> Task
Go through the records underneath and write each one out again exactly.

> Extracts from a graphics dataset

<<<<

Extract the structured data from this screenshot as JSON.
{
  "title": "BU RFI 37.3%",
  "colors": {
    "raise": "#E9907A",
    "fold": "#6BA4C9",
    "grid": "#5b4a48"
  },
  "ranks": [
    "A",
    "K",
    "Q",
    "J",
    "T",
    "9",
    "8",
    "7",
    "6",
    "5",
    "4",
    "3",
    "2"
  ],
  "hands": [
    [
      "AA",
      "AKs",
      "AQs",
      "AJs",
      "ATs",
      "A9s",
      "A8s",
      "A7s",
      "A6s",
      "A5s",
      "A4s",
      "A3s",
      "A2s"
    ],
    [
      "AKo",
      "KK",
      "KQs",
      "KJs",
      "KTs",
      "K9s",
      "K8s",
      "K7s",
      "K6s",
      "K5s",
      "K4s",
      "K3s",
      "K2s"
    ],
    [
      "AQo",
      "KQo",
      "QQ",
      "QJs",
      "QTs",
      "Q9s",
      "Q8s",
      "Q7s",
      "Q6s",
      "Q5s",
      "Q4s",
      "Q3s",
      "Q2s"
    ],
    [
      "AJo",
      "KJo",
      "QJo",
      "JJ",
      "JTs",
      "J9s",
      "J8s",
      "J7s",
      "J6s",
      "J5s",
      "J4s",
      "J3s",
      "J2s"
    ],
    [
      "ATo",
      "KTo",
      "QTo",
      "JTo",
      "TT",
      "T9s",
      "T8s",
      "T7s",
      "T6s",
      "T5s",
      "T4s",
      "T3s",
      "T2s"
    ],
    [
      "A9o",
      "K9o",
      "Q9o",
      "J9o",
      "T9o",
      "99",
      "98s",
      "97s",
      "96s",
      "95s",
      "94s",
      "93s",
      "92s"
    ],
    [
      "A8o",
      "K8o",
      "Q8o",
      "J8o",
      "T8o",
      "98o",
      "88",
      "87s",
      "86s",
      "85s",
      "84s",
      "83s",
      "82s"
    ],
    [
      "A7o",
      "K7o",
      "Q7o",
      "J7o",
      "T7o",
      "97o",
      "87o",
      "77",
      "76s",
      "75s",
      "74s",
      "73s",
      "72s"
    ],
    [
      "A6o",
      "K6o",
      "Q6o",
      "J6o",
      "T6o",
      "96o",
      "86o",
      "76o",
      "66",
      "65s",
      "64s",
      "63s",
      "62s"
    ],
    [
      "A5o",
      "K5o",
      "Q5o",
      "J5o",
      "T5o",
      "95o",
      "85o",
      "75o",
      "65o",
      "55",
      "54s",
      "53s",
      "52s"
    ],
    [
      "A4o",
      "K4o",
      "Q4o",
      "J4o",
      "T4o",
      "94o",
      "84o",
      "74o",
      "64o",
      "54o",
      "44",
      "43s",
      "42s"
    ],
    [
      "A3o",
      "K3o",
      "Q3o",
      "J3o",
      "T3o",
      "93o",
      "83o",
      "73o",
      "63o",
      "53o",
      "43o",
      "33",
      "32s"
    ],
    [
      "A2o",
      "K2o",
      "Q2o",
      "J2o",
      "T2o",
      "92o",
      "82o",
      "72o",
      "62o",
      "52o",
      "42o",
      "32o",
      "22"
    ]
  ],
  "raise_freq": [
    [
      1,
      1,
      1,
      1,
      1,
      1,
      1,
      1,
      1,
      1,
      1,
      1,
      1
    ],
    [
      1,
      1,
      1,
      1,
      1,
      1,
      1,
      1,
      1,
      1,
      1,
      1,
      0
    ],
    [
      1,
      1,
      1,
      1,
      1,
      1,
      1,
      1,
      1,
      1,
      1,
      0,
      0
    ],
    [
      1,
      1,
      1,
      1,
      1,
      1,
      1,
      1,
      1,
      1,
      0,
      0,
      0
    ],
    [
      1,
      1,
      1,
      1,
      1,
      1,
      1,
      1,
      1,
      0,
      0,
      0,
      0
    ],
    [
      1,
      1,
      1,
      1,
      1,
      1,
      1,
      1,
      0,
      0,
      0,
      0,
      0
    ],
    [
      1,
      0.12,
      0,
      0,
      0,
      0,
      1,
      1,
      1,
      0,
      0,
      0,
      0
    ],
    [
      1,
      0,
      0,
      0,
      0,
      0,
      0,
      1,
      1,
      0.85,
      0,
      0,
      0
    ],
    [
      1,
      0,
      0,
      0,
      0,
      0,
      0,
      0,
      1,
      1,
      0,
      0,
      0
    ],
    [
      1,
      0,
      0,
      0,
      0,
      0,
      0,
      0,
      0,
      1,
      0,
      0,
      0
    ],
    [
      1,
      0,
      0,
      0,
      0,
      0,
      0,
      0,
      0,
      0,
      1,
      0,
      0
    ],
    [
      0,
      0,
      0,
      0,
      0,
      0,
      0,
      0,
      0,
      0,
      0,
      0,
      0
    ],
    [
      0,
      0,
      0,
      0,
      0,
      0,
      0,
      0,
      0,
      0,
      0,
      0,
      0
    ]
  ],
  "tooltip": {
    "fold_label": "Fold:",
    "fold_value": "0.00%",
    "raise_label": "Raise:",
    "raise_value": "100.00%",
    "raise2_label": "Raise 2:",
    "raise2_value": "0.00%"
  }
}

>>>>

> Exercise solution
Extract the structured data from this screenshot as JSON.
{
  "title": "BU RFI 37.3%",
  "colors": {
    "raise": "#E9907A",
    "fold": "#6BA4C9",
    "grid": "#5b4a48"
  },
  "ranks": [
    "A",
    "K",
    "Q",
    "J",
    "T",
    "9",
    "8",
    "7",
    "6",
    "5",
    "4",
    "3",
    "2"
  ],
  "hands": [
    [
      "AA",
      "AKs",
      "AQs",
      "AJs",
      "ATs",
      "A9s",
      "A8s",
      "A7s",
      "A6s",
      "A5s",
      "A4s",
      "A3s",
      "A2s"
    ],
    [
      "AKo",
      "KK",
      "KQs",
      "KJs",
      "KTs",
      "K9s",
      "K8s",
      "K7s",
      "K6s",
      "K5s",
      "K4s",
      "K3s",
      "K2s"
    ],
    [
      "AQo",
      "KQo",
      "QQ",
      "QJs",
      "QTs",
      "Q9s",
      "Q8s",
      "Q7s",
      "Q6s",
      "Q5s",
      "Q4s",
      "Q3s",
      "Q2s"
    ],
    [
      "AJo",
      "KJo",
      "QJo",
      "JJ",
      "JTs",
      "J9s",
      "J8s",
      "J7s",
      "J6s",
      "J5s",
      "J4s",
      "J3s",
      "J2s"
    ],
    [
      "ATo",
      "KTo",
      "QTo",
      "JTo",
      "TT",
      "T9s",
      "T8s",
      "T7s",
      "T6s",
      "T5s",
      "T4s",
      "T3s",
      "T2s"
    ],
    [
      "A9o",
      "K9o",
      "Q9o",
      "J9o",
      "T9o",
      "99",
      "98s",
      "97s",
      "96s",
      "95s",
      "94s",
      "93s",
      "92s"
    ],
    [
      "A8o",
      "K8o",
      "Q8o",
      "J8o",
      "T8o",
      "98o",
      "88",
      "87s",
      "86s",
      "85s",
      "84s",
      "83s",
      "82s"
    ],
    [
      "A7o",
      "K7o",
      "Q7o",
      "J7o",
      "T7o",
      "97o",
      "87o",
      "77",
      "76s",
      "75s",
      "74s",
      "73s",
      "72s"
    ],
    [
      "A6o",
      "K6o",
      "Q6o",
      "J6o",
      "T6o",
      "96o",
      "86o",
      "76o",
      "66",
      "65s",
      "64s",
      "63s",
      "62s"
    ],
    [
      "A5o",
      "K5o",
      "Q5o",
      "J5o",
      "T5o",
      "95o",
      "85o",
      "75o",
      "65o",
      "55",
      "54s",
      "53s",
      "52s"
    ],
    [
      "A4o",
      "K4o",
      "Q4o",
      "J4o",
      "T4o",
      "94o",
      "84o",
      "74o",
      "64o",
      "54o",
      "44",
      "43s",
      "42s"
    ],
    [
      "A3o",
      "K3o",
      "Q3o",
      "J3o",
      "T3o",
      "93o",
      "83o",
      "73o",
      "63o",
      "53o",
      "43o",
      "33",
      "32s"
    ],
    [
      "A2o",
      "K2o",
      "Q2o",
      "J2o",
      "T2o",
      "92o",
      "82o",
      "72o",
      "62o",
      "52o",
      "42o",
      "32o",
      "22"
    ]
  ],
  "raise_freq": [
    [
      1,
      1,
      1,
      1,
      1,
      1,
      1,
      1,
      1,
      1,
      1,
      1,
      1
    ],
    [
      1,
      1,
      1,
      1,
      1,
      1,
      1,
      1,
      1,
      1,
      1,
      1,
      0
    ],
    [
      1,
      1,
      1,
      1,
      1,
      1,
      1,
      1,
      1,
      1,
      1,
      0,
      0
    ],
    [
      1,
      1,
      1,
      1,
      1,
      1,
      1,
      1,
      1,
      1,
      0,
      0,
      0
    ],
    [
      1,
      1,
      1,
      1,
      1,
      1,
      1,
      1,
      1,
      0,
      0,
      0,
      0
    ],
    [
      1,
      1,
      1,
      1,
      1,
      1,
      1,
      1,
      0,
      0,
      0,
      0,
      0
    ],
    [
      1,
      0.12,
      0,
      0,
      0,
      0,
      1,
      1,
      1,
      0,
      0,
      0,
      0
    ],
    [
      1,
      0,
      0,
      0,
      0,
      0,
      0,
      1,
      1,
      0.85,
      0,
      0,
      0
    ],
    [
      1,
      0,
      0,
      0,
      0,
      0,
      0,
      0,
      1,
      1,
      0,
      0,
      0
    ],
    [
      1,
      0,
      0,
      0,
      0,
      0,
      0,
      0,
      0,
      1,
      0,
      0,
      0
    ],
    [
      1,
      0,
      0,
      0,
      0,
      0,
      0,
      0,
      0,
      0,
      1,
      0,
      0
    ],
    [
      0,
      0,
      0,
      0,
      0,
      0,
      0,
      0,
      0,
      0,
      0,
      0,
      0
    ],
    [
      0,
      0,
      0,
      0,
      0,
      0,
      0,
      0,
      0,
      0,
      0,
      0,
      0
    ]
  ],
  "tooltip": {
    "fold_label": "Fold:",
    "fold_value": "0.00%",
    "raise_label": "Raise:",
    "raise_value": "100.00%",
    "raise2_label": "Raise 2:",
    "raise2_value": "0.00%"
  }
}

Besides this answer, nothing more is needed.